**DATASET ROWS**.

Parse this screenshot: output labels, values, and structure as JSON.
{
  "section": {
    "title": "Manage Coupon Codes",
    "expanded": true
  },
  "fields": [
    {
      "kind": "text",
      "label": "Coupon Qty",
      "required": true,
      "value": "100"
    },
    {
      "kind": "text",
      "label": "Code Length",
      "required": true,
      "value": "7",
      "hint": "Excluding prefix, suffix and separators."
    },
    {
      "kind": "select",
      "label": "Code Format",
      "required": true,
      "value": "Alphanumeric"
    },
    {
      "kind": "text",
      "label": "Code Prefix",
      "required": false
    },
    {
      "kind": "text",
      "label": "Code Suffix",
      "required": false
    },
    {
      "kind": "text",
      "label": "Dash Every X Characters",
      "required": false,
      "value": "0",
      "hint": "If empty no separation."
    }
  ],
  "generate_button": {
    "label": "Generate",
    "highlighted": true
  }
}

**PROBLEM STATEMENT**.
Faithfully copy every entry, leaving nothing out.

**FULL OUTPUT**.
Parse this screenshot: output labels, values, and structure as JSON.
{
  "section": {
    "title": "Manage Coupon Codes",
    "expanded": true
  },
  "fields": [
    {
      "kind": "text",
      "label": "Coupon Qty",
      "required": true,
      "value": "100"
    },
    {
      "kind": "text",
      "label": "Code Length",
      "required": true,
      "value": "7",
      "hint": "Excluding prefix, suffix and separators."
    },
    {
      "kind": "select",
      "label": "Code Format",
      "required": true,
      "value": "Alphanumeric"
    },
    {
      "kind": "text",
      "label": "Code Prefix",
      "required": false
    },
    {
      "kind": "text",
      "label": "Code Suffix",
      "required": false
    },
    {
      "kind": "text",
      "label": "Dash Every X Characters",
      "required": false,
      "value": "0",
      "hint": "If empty no separation."
    }
  ],
  "generate_button": {
    "label": "Generate",
    "highlighted": true
  }
}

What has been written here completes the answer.